**Task material**.
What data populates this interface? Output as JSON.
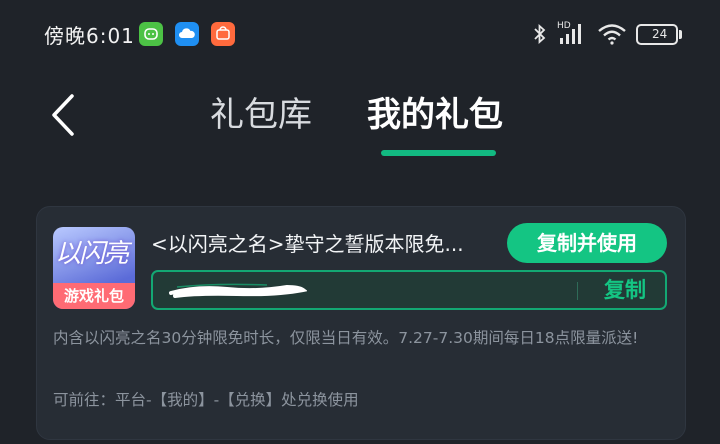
{
  "status_bar": {
    "time": "傍晚6:01",
    "network_label": "HD",
    "battery_level": "24"
  },
  "header": {
    "tabs": [
      {
        "label": "礼包库",
        "active": false
      },
      {
        "label": "我的礼包",
        "active": true
      }
    ]
  },
  "gift": {
    "thumbnail_title": "以闪亮",
    "thumbnail_banner": "游戏礼包",
    "title": "<以闪亮之名>挚守之誓版本限免...",
    "copy_and_use_label": "复制并使用",
    "copy_label": "复制",
    "description": "内含以闪亮之名30分钟限免时长，仅限当日有效。7.27-7.30期间每日18点限量派送!",
    "redeem_hint": "可前往：平台-【我的】-【兑换】处兑换使用"
  },
  "colors": {
    "accent": "#14c583",
    "background": "#1f2329",
    "card": "#272d35"
  }
}
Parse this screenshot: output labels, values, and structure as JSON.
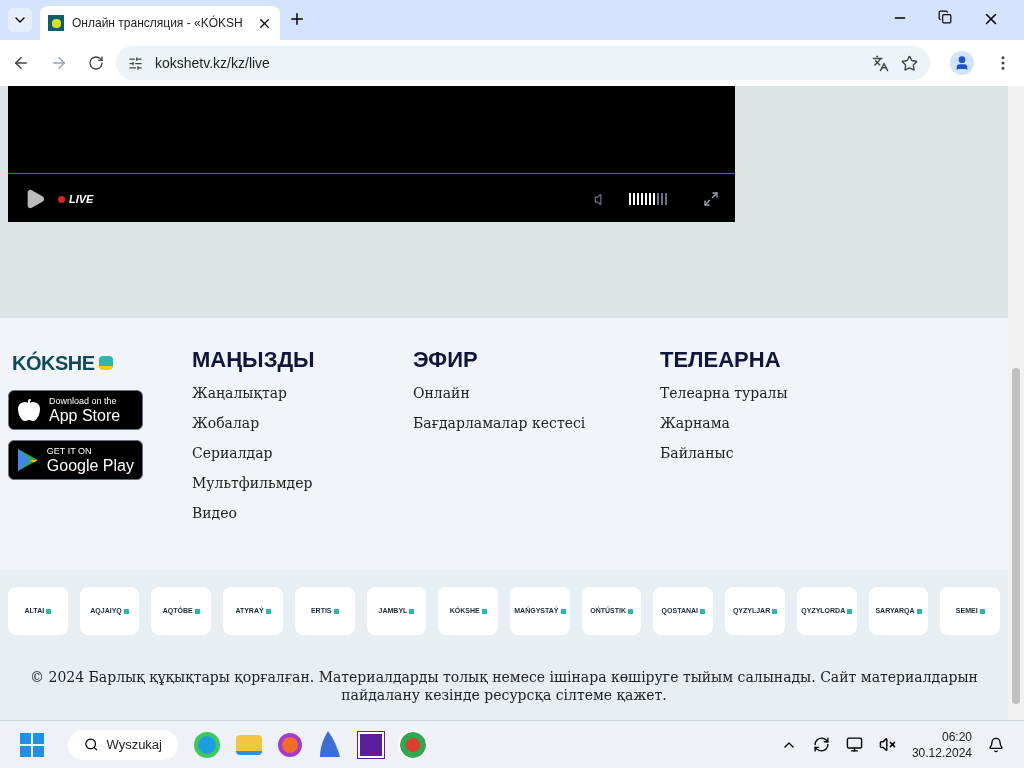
{
  "browser": {
    "tab_title": "Онлайн трансляция - «KÓKSH",
    "url": "kokshetv.kz/kz/live"
  },
  "player": {
    "live_label": "LIVE",
    "progress": {
      "level": 1
    },
    "volume": {
      "level": 0.7
    }
  },
  "footer": {
    "logo": "KÓKSHE",
    "stores": [
      {
        "kind": "apple",
        "small": "Download on the",
        "big": "App Store"
      },
      {
        "kind": "google",
        "small": "GET IT ON",
        "big": "Google Play"
      }
    ],
    "columns": [
      {
        "heading": "МАҢЫЗДЫ",
        "links": [
          "Жаңалықтар",
          "Жобалар",
          "Сериалдар",
          "Мультфильмдер",
          "Видео"
        ]
      },
      {
        "heading": "ЭФИР",
        "links": [
          "Онлайн",
          "Бағдарламалар кестесі"
        ]
      },
      {
        "heading": "ТЕЛЕАРНА",
        "links": [
          "Телеарна туралы",
          "Жарнама",
          "Байланыс"
        ]
      }
    ]
  },
  "channels": [
    "ALTAI",
    "AQJAIYQ",
    "AQTÓBE",
    "ATYRAÝ",
    "ERTIS",
    "JAMBYL",
    "KÓKSHE",
    "MAŃGYSTAÝ",
    "OŃTÚSTIK",
    "QOSTANAI",
    "QYZYLJAR",
    "QYZYLORDA",
    "SARYARQA",
    "SEMEI"
  ],
  "copyright": "© 2024 Барлық құқықтары қорғалған. Материалдарды толық немесе ішінара көшіруге тыйым салынады. Сайт материалдарын пайдалану кезінде ресурсқа сілтеме қажет.",
  "taskbar": {
    "search": "Wyszukaj",
    "time": "06:20",
    "date": "30.12.2024"
  }
}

**Task goal**. The records above must be echoed exactly, minus their pictures.

**Response below**.
What data populates this interface? Output as JSON.
{
  "status_bar": {
    "time": "傍晚6:01",
    "network_label": "HD",
    "battery_level": "24"
  },
  "header": {
    "tabs": [
      {
        "label": "礼包库",
        "active": false
      },
      {
        "label": "我的礼包",
        "active": true
      }
    ]
  },
  "gift": {
    "thumbnail_title": "以闪亮",
    "thumbnail_banner": "游戏礼包",
    "title": "<以闪亮之名>挚守之誓版本限免...",
    "copy_and_use_label": "复制并使用",
    "copy_label": "复制",
    "description": "内含以闪亮之名30分钟限免时长，仅限当日有效。7.27-7.30期间每日18点限量派送!",
    "redeem_hint": "可前往：平台-【我的】-【兑换】处兑换使用"
  },
  "colors": {
    "accent": "#14c583",
    "background": "#1f2329",
    "card": "#272d35"
  }
}
Parse this screenshot: output labels, values, and structure as JSON.
{
  "browser": {
    "tab_title": "Онлайн трансляция - «KÓKSH",
    "url": "kokshetv.kz/kz/live"
  },
  "player": {
    "live_label": "LIVE",
    "progress": {
      "level": 1
    },
    "volume": {
      "level": 0.7
    }
  },
  "footer": {
    "logo": "KÓKSHE",
    "stores": [
      {
        "kind": "apple",
        "small": "Download on the",
        "big": "App Store"
      },
      {
        "kind": "google",
        "small": "GET IT ON",
        "big": "Google Play"
      }
    ],
    "columns": [
      {
        "heading": "МАҢЫЗДЫ",
        "links": [
          "Жаңалықтар",
          "Жобалар",
          "Сериалдар",
          "Мультфильмдер",
          "Видео"
        ]
      },
      {
        "heading": "ЭФИР",
        "links": [
          "Онлайн",
          "Бағдарламалар кестесі"
        ]
      },
      {
        "heading": "ТЕЛЕАРНА",
        "links": [
          "Телеарна туралы",
          "Жарнама",
          "Байланыс"
        ]
      }
    ]
  },
  "channels": [
    "ALTAI",
    "AQJAIYQ",
    "AQTÓBE",
    "ATYRAÝ",
    "ERTIS",
    "JAMBYL",
    "KÓKSHE",
    "MAŃGYSTAÝ",
    "OŃTÚSTIK",
    "QOSTANAI",
    "QYZYLJAR",
    "QYZYLORDA",
    "SARYARQA",
    "SEMEI"
  ],
  "copyright": "© 2024 Барлық құқықтары қорғалған. Материалдарды толық немесе ішінара көшіруге тыйым салынады. Сайт материалдарын пайдалану кезінде ресурсқа сілтеме қажет.",
  "taskbar": {
    "search": "Wyszukaj",
    "time": "06:20",
    "date": "30.12.2024"
  }
}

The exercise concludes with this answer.